Records from a collection
::::::::::
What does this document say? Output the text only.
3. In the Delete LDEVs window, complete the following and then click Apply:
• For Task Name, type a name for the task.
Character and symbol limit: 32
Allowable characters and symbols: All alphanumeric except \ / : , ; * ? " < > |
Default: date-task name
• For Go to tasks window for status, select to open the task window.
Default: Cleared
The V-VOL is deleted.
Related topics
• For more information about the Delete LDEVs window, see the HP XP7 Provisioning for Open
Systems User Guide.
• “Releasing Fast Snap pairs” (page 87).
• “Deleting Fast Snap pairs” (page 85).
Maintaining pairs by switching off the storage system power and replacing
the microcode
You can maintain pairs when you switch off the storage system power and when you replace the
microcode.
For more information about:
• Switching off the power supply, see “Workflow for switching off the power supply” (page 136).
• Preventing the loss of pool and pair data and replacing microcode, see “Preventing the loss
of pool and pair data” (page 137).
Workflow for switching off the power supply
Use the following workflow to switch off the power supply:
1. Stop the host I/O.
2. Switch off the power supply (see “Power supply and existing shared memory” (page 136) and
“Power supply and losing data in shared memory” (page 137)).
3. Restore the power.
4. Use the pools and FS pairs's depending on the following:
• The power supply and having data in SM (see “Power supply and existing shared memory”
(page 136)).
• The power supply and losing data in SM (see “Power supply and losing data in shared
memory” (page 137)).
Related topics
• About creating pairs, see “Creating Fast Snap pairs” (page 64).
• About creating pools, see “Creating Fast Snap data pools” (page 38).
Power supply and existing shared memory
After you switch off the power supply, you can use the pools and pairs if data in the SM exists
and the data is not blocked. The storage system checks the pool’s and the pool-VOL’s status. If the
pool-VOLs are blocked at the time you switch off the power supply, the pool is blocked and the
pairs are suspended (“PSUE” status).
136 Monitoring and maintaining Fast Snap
::::::::::
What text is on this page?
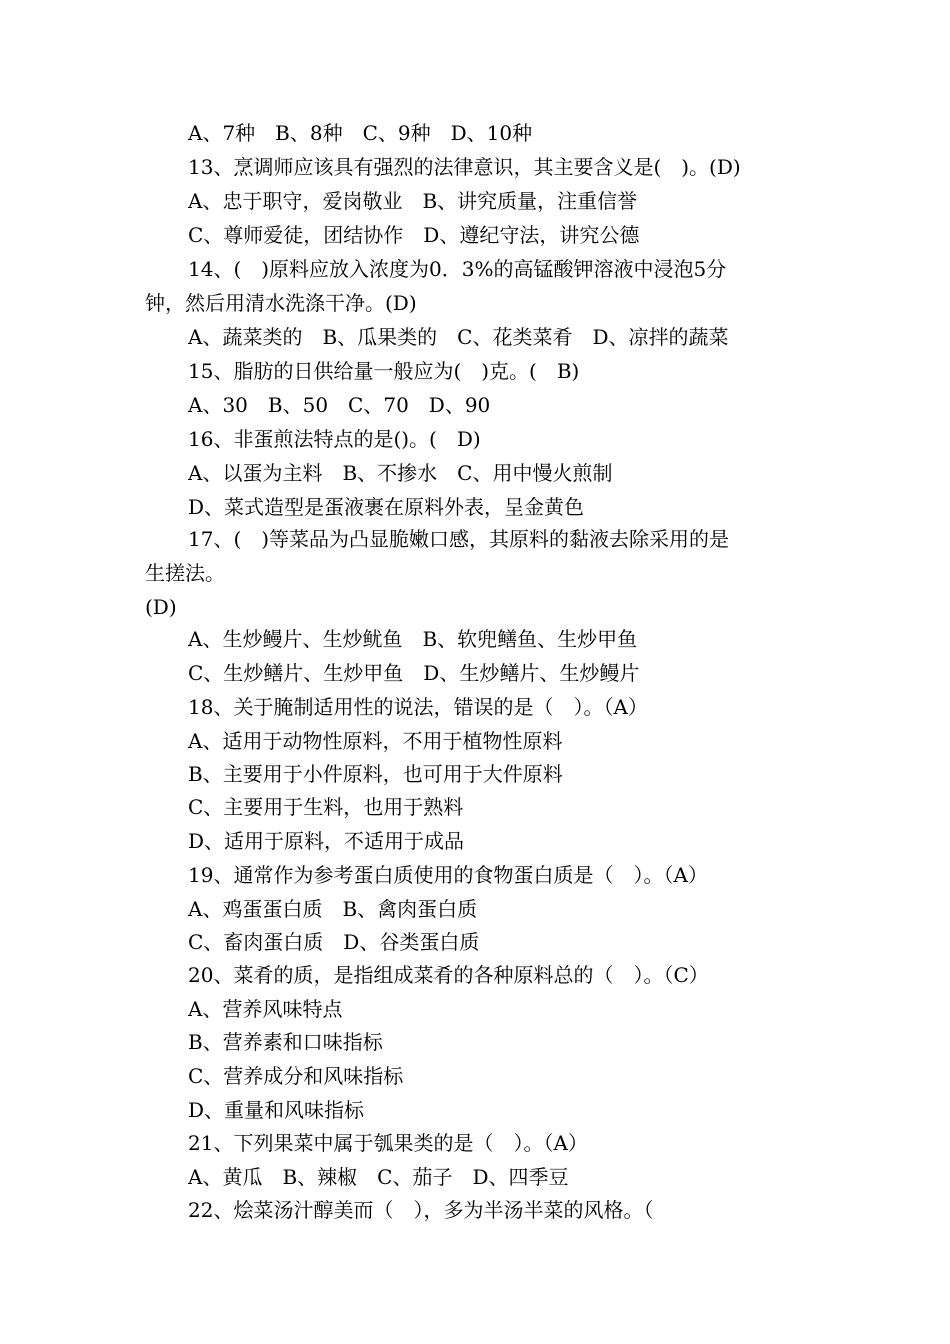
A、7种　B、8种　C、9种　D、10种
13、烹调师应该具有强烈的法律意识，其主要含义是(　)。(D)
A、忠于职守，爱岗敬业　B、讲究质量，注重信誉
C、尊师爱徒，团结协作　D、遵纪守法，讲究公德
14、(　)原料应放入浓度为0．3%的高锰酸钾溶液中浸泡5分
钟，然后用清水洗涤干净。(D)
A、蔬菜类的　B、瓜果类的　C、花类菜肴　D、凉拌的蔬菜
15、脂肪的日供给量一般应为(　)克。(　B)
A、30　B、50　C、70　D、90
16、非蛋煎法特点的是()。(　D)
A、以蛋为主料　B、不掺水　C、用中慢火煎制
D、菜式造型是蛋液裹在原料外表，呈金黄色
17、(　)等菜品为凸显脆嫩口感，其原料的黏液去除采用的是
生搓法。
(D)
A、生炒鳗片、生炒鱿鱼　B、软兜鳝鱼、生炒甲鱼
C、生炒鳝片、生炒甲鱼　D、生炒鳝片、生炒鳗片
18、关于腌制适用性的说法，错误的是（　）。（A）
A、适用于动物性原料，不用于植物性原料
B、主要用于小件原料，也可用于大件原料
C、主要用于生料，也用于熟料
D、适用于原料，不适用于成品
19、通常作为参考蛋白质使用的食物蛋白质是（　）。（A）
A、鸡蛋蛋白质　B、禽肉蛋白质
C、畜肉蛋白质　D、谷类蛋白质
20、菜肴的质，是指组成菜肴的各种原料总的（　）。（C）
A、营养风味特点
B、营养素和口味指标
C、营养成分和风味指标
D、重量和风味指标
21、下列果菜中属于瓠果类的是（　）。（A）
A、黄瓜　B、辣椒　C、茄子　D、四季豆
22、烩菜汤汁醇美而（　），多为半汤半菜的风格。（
::::::::::
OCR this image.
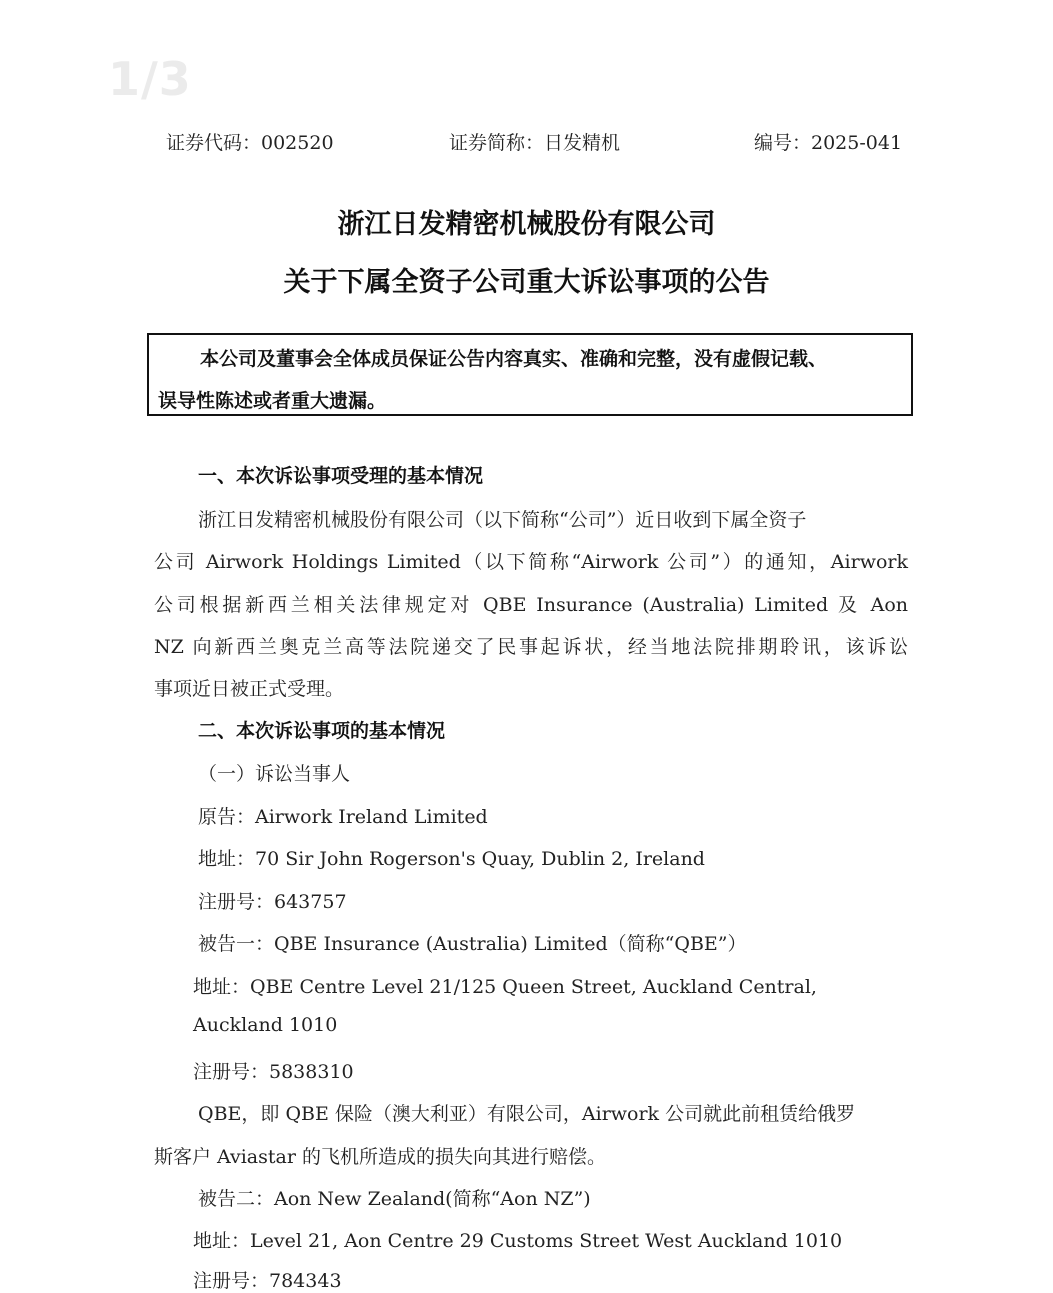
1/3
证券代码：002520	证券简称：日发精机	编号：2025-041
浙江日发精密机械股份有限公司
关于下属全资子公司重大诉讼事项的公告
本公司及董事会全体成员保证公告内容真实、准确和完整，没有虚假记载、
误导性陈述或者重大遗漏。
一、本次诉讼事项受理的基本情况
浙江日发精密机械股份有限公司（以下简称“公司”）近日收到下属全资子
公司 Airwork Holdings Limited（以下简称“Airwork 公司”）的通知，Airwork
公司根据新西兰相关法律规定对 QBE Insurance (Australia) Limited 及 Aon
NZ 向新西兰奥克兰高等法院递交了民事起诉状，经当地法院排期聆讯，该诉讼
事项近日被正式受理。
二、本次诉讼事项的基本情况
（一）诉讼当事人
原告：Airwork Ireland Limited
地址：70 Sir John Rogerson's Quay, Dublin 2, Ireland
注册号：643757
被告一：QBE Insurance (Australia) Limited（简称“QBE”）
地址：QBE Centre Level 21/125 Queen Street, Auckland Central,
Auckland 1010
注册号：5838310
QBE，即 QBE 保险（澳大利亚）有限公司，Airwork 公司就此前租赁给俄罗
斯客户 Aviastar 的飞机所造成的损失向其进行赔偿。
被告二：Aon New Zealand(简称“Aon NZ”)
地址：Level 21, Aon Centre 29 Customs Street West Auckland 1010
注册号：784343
::::::::::
**WRITTEN PROBLEM:** Write down the number of lines where the word "information" appears, and nothing further.

**IN RESPONSE:** 2